THE REQUEST => Pull out every line below holding the word "this".

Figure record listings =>
_ _ _ _ _ _ _
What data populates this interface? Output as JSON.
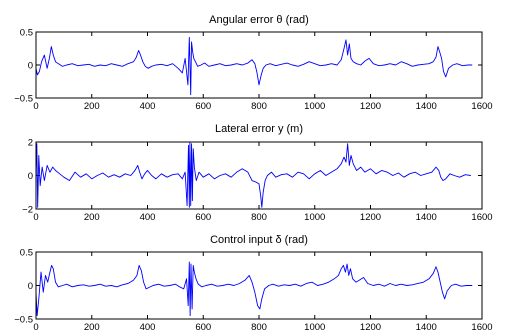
{
  "chart_data": [
    {
      "type": "line",
      "title": "Angular error θ (rad)",
      "xlabel": "",
      "ylabel": "",
      "xlim": [
        0,
        1600
      ],
      "ylim": [
        -0.5,
        0.5
      ],
      "xticks": [
        0,
        200,
        400,
        600,
        800,
        1000,
        1200,
        1400,
        1600
      ],
      "yticks": [
        -0.5,
        0,
        0.5
      ],
      "xtick_labels": [
        "0",
        "200",
        "400",
        "600",
        "800",
        "1000",
        "1200",
        "1400",
        "1600"
      ],
      "ytick_labels": [
        "−0.5",
        "0",
        "0.5"
      ],
      "grid": false,
      "color": "#0000ff",
      "series": [
        {
          "x": [
            0,
            5,
            12,
            20,
            30,
            40,
            48,
            55,
            62,
            70,
            80,
            95,
            110,
            130,
            150,
            170,
            190,
            210,
            230,
            250,
            270,
            290,
            310,
            330,
            350,
            360,
            368,
            375,
            383,
            392,
            402,
            415,
            430,
            450,
            470,
            490,
            510,
            525,
            535,
            545,
            550,
            555,
            558,
            562,
            566,
            572,
            580,
            592,
            605,
            620,
            640,
            660,
            680,
            700,
            720,
            740,
            760,
            775,
            785,
            792,
            800,
            808,
            815,
            825,
            840,
            860,
            880,
            900,
            920,
            940,
            960,
            980,
            1000,
            1020,
            1040,
            1060,
            1080,
            1095,
            1105,
            1112,
            1118,
            1124,
            1130,
            1138,
            1150,
            1165,
            1180,
            1195,
            1210,
            1230,
            1250,
            1270,
            1290,
            1310,
            1330,
            1350,
            1370,
            1390,
            1410,
            1425,
            1435,
            1442,
            1448,
            1455,
            1462,
            1470,
            1480,
            1495,
            1510,
            1530,
            1550,
            1565
          ],
          "y": [
            -0.05,
            -0.15,
            -0.1,
            0.05,
            0.15,
            -0.05,
            0.1,
            0.28,
            0.15,
            0.05,
            0.02,
            -0.02,
            0.0,
            0.02,
            -0.01,
            0.0,
            0.01,
            -0.02,
            0.0,
            -0.01,
            0.02,
            0.0,
            -0.02,
            0.02,
            0.05,
            0.12,
            0.22,
            0.15,
            0.05,
            -0.02,
            -0.05,
            -0.02,
            0.0,
            0.01,
            -0.01,
            0.02,
            -0.05,
            -0.12,
            0.1,
            -0.3,
            0.42,
            -0.45,
            0.35,
            0.2,
            0.1,
            0.05,
            -0.02,
            0.0,
            0.03,
            -0.02,
            0.0,
            0.02,
            -0.01,
            0.0,
            0.02,
            0.0,
            0.03,
            0.08,
            0.02,
            -0.1,
            -0.3,
            -0.15,
            -0.05,
            0.0,
            0.02,
            -0.01,
            0.01,
            0.03,
            0.0,
            -0.02,
            0.01,
            0.05,
            0.02,
            -0.01,
            0.0,
            0.02,
            0.0,
            0.08,
            0.25,
            0.38,
            0.15,
            0.32,
            0.1,
            0.05,
            0.02,
            0.0,
            0.06,
            0.1,
            0.02,
            -0.01,
            0.0,
            0.02,
            0.0,
            0.05,
            0.02,
            -0.02,
            0.0,
            0.01,
            0.02,
            0.05,
            0.12,
            0.28,
            0.2,
            0.1,
            -0.1,
            -0.18,
            -0.05,
            0.0,
            0.02,
            -0.01,
            0.0,
            0.0
          ]
        }
      ]
    },
    {
      "type": "line",
      "title": "Lateral error y (m)",
      "xlabel": "",
      "ylabel": "",
      "xlim": [
        0,
        1600
      ],
      "ylim": [
        -2,
        2
      ],
      "xticks": [
        0,
        200,
        400,
        600,
        800,
        1000,
        1200,
        1400,
        1600
      ],
      "yticks": [
        -2,
        0,
        2
      ],
      "xtick_labels": [
        "0",
        "200",
        "400",
        "600",
        "800",
        "1000",
        "1200",
        "1400",
        "1600"
      ],
      "ytick_labels": [
        "−2",
        "0",
        "2"
      ],
      "grid": false,
      "color": "#0000ff",
      "series": [
        {
          "x": [
            0,
            3,
            6,
            10,
            15,
            22,
            30,
            40,
            50,
            60,
            70,
            85,
            100,
            120,
            140,
            160,
            180,
            200,
            220,
            240,
            260,
            280,
            300,
            320,
            340,
            355,
            365,
            372,
            380,
            390,
            400,
            415,
            430,
            450,
            470,
            490,
            510,
            525,
            535,
            542,
            547,
            550,
            552,
            555,
            558,
            561,
            564,
            568,
            575,
            585,
            600,
            620,
            640,
            660,
            680,
            700,
            720,
            740,
            760,
            775,
            790,
            800,
            806,
            810,
            815,
            822,
            830,
            845,
            860,
            880,
            900,
            920,
            940,
            960,
            980,
            1000,
            1020,
            1040,
            1060,
            1080,
            1095,
            1105,
            1112,
            1118,
            1124,
            1130,
            1138,
            1150,
            1165,
            1180,
            1200,
            1220,
            1240,
            1260,
            1280,
            1300,
            1320,
            1340,
            1360,
            1380,
            1400,
            1420,
            1435,
            1445,
            1452,
            1460,
            1470,
            1485,
            1500,
            1520,
            1540,
            1560
          ],
          "y": [
            0.3,
            1.9,
            -1.9,
            1.2,
            -0.6,
            0.5,
            -0.3,
            0.6,
            0.2,
            0.5,
            0.3,
            0.1,
            -0.1,
            -0.3,
            0.2,
            -0.1,
            0.1,
            -0.2,
            0.0,
            0.15,
            -0.1,
            0.05,
            -0.1,
            0.1,
            0.0,
            0.3,
            0.6,
            0.2,
            -0.2,
            0.1,
            0.3,
            0.0,
            -0.2,
            0.1,
            -0.1,
            0.05,
            0.1,
            -0.2,
            0.2,
            -1.8,
            1.8,
            -1.9,
            2.0,
            -1.8,
            1.9,
            -1.5,
            1.6,
            0.5,
            -0.3,
            0.2,
            -0.1,
            0.1,
            -0.2,
            0.0,
            0.1,
            -0.1,
            0.2,
            0.4,
            0.2,
            -0.3,
            -0.4,
            -0.5,
            -1.2,
            -1.9,
            -1.0,
            -0.3,
            0.0,
            0.2,
            -0.1,
            0.05,
            0.1,
            -0.1,
            0.2,
            0.1,
            -0.2,
            0.1,
            0.3,
            0.0,
            0.2,
            0.4,
            0.7,
            1.1,
            0.8,
            1.9,
            0.6,
            1.2,
            0.7,
            0.3,
            0.5,
            0.2,
            0.4,
            0.1,
            0.3,
            0.2,
            0.0,
            0.15,
            -0.1,
            0.1,
            0.2,
            0.0,
            0.1,
            0.2,
            0.5,
            0.3,
            -0.1,
            -0.3,
            -0.2,
            0.1,
            0.0,
            -0.1,
            0.05,
            0.0
          ]
        }
      ]
    },
    {
      "type": "line",
      "title": "Control input δ (rad)",
      "xlabel": "",
      "ylabel": "",
      "xlim": [
        0,
        1600
      ],
      "ylim": [
        -0.5,
        0.5
      ],
      "xticks": [
        0,
        200,
        400,
        600,
        800,
        1000,
        1200,
        1400,
        1600
      ],
      "yticks": [
        -0.5,
        0,
        0.5
      ],
      "xtick_labels": [
        "0",
        "200",
        "400",
        "600",
        "800",
        "1000",
        "1200",
        "1400",
        "1600"
      ],
      "ytick_labels": [
        "−0.5",
        "0",
        "0.5"
      ],
      "grid": false,
      "color": "#0000ff",
      "series": [
        {
          "x": [
            0,
            4,
            10,
            18,
            26,
            34,
            42,
            50,
            56,
            62,
            70,
            80,
            95,
            110,
            130,
            150,
            170,
            190,
            210,
            230,
            250,
            270,
            290,
            310,
            330,
            350,
            362,
            370,
            378,
            386,
            395,
            405,
            420,
            440,
            460,
            480,
            500,
            515,
            530,
            540,
            546,
            550,
            553,
            556,
            560,
            564,
            568,
            574,
            582,
            595,
            610,
            630,
            650,
            670,
            690,
            710,
            730,
            750,
            765,
            775,
            785,
            795,
            803,
            810,
            820,
            835,
            850,
            870,
            890,
            910,
            930,
            950,
            970,
            990,
            1010,
            1030,
            1050,
            1070,
            1085,
            1095,
            1103,
            1110,
            1116,
            1122,
            1128,
            1136,
            1148,
            1160,
            1175,
            1190,
            1210,
            1230,
            1250,
            1270,
            1290,
            1310,
            1330,
            1350,
            1370,
            1390,
            1410,
            1425,
            1435,
            1442,
            1450,
            1458,
            1466,
            1475,
            1490,
            1505,
            1525,
            1545,
            1565
          ],
          "y": [
            -0.1,
            -0.45,
            -0.2,
            0.2,
            -0.1,
            0.15,
            0.05,
            0.2,
            0.3,
            0.25,
            0.05,
            -0.02,
            0.0,
            0.02,
            -0.02,
            0.0,
            0.01,
            -0.01,
            0.0,
            0.02,
            -0.01,
            0.0,
            -0.02,
            0.01,
            0.03,
            0.08,
            0.15,
            0.3,
            0.22,
            0.05,
            -0.05,
            -0.03,
            0.0,
            0.02,
            -0.01,
            0.0,
            0.02,
            -0.02,
            -0.05,
            0.1,
            -0.3,
            0.35,
            -0.45,
            0.32,
            -0.35,
            0.3,
            0.2,
            0.1,
            0.02,
            -0.02,
            0.0,
            0.02,
            -0.01,
            0.0,
            0.02,
            0.0,
            0.03,
            0.08,
            0.15,
            0.05,
            -0.1,
            -0.3,
            -0.35,
            -0.2,
            -0.05,
            0.0,
            0.02,
            -0.01,
            0.01,
            0.0,
            0.02,
            -0.01,
            0.03,
            0.05,
            0.0,
            0.02,
            0.05,
            0.1,
            0.15,
            0.25,
            0.3,
            0.2,
            0.32,
            0.15,
            0.25,
            0.1,
            0.05,
            0.08,
            0.12,
            0.03,
            0.0,
            0.02,
            -0.01,
            0.03,
            0.0,
            0.02,
            0.0,
            0.01,
            0.03,
            0.05,
            0.1,
            0.18,
            0.28,
            0.2,
            0.05,
            -0.1,
            -0.2,
            -0.08,
            0.0,
            0.02,
            -0.01,
            0.0,
            0.0
          ]
        }
      ]
    }
  ]
}
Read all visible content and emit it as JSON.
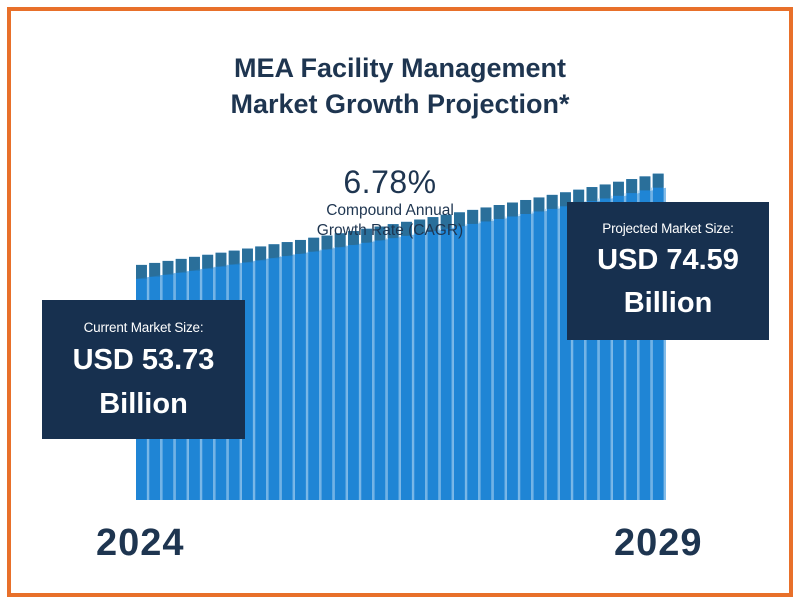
{
  "title_line1": "MEA Facility Management",
  "title_line2": "Market Growth Projection*",
  "cagr": {
    "value": "6.78%",
    "label_line1": "Compound Annual",
    "label_line2": "Growth Rate (CAGR)"
  },
  "current": {
    "label": "Current Market Size:",
    "value_line1": "USD 53.73",
    "value_line2": "Billion"
  },
  "projected": {
    "label": "Projected Market Size:",
    "value_line1": "USD 74.59",
    "value_line2": "Billion"
  },
  "years": {
    "start": "2024",
    "end": "2029"
  },
  "colors": {
    "border": "#e8702a",
    "navy": "#17304f",
    "bar": "#1f85d6",
    "bar_top": "#2a6f9a",
    "text": "#1e3550"
  },
  "chart_data": {
    "type": "area",
    "title": "MEA Facility Management Market Growth Projection*",
    "x": [
      2024,
      2029
    ],
    "xlabels": [
      "2024",
      "2029"
    ],
    "series": [
      {
        "name": "Market Size (USD Billion)",
        "values": [
          53.73,
          74.59
        ]
      }
    ],
    "cagr_percent": 6.78,
    "ylim": [
      0,
      80
    ],
    "annotations": [
      "Current Market Size: USD 53.73 Billion",
      "Projected Market Size: USD 74.59 Billion"
    ]
  }
}
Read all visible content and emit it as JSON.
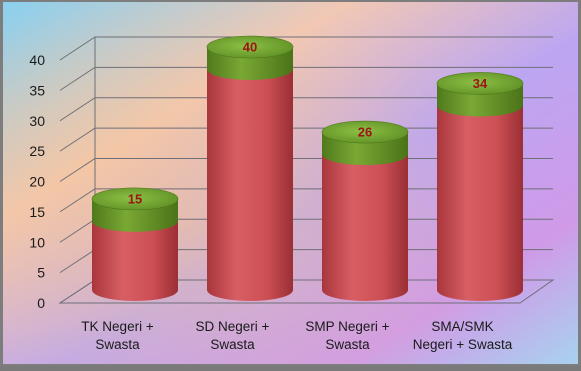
{
  "chart_data": {
    "type": "bar",
    "style": "3d-cylinder",
    "categories": [
      "TK Negeri + Swasta",
      "SD Negeri + Swasta",
      "SMP Negeri + Swasta",
      "SMA/SMK Negeri + Swasta"
    ],
    "category_lines": [
      [
        "TK Negeri +",
        "Swasta"
      ],
      [
        "SD Negeri +",
        "Swasta"
      ],
      [
        "SMP Negeri +",
        "Swasta"
      ],
      [
        "SMA/SMK",
        "Negeri + Swasta"
      ]
    ],
    "values": [
      15,
      40,
      26,
      34
    ],
    "data_labels": [
      "15",
      "40",
      "26",
      "34"
    ],
    "y_ticks": [
      0,
      5,
      10,
      15,
      20,
      25,
      30,
      35,
      40
    ],
    "ylim": [
      0,
      40
    ],
    "grid": true,
    "legend": "none",
    "title": "",
    "xlabel": "",
    "ylabel": "",
    "colors": {
      "bar_body": "#cc4f54",
      "bar_top": "#6d9a2b",
      "label_text": "#9a1414",
      "grid": "#6f6f78"
    }
  }
}
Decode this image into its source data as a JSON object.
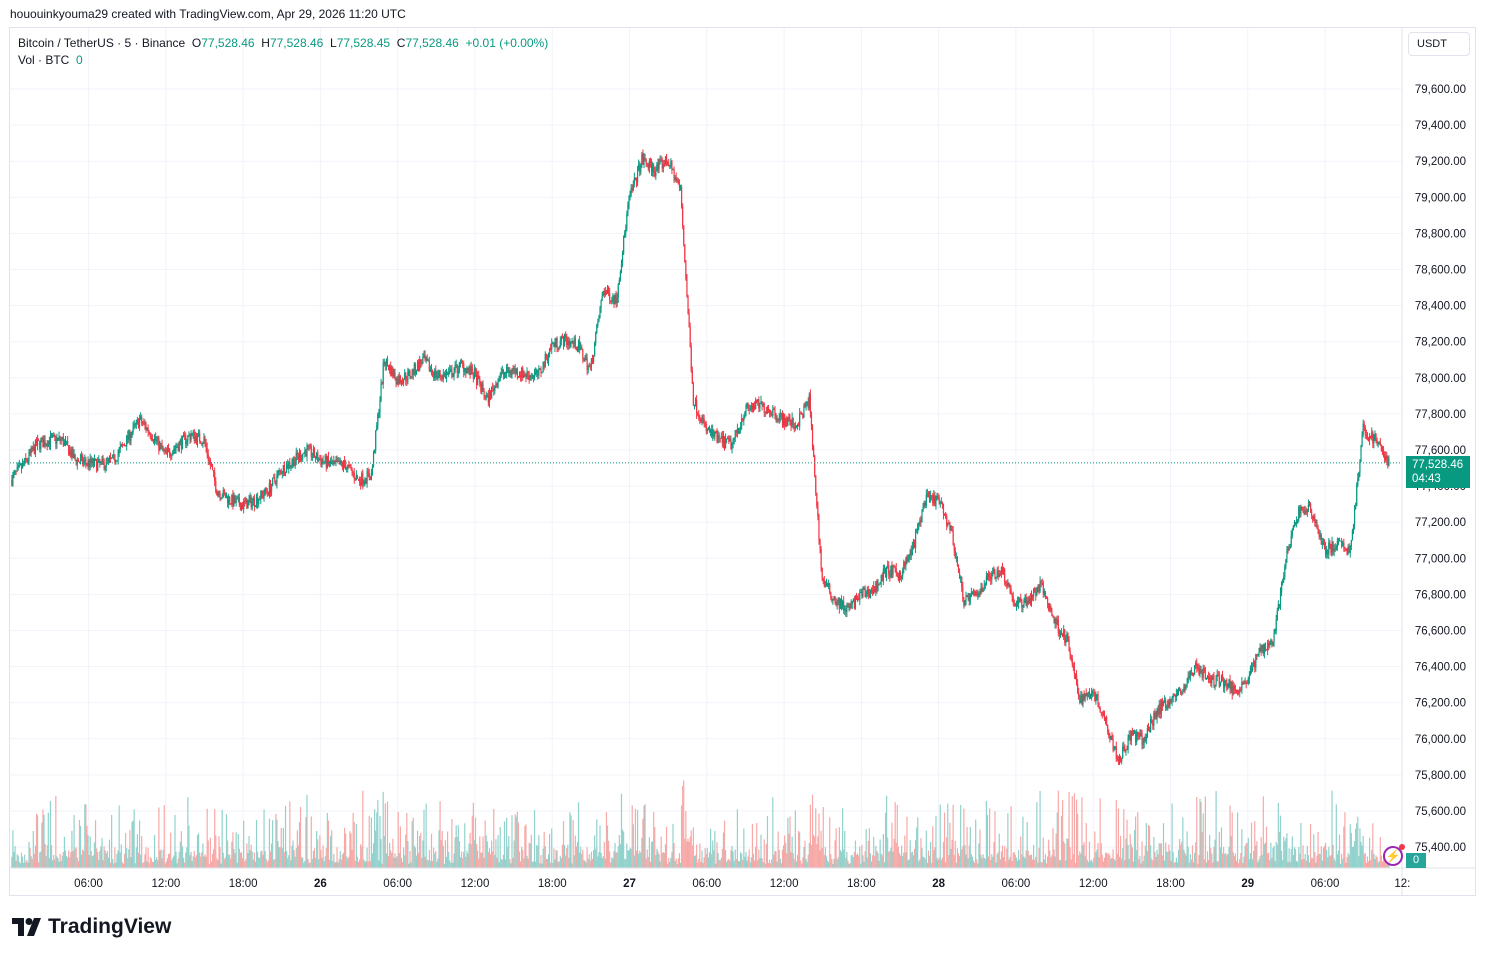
_ _ _ _ _ _ _
TASK SOLUTION =>
What data populates this interface? Output as JSON.
Decode this image into its source data as a JSON object.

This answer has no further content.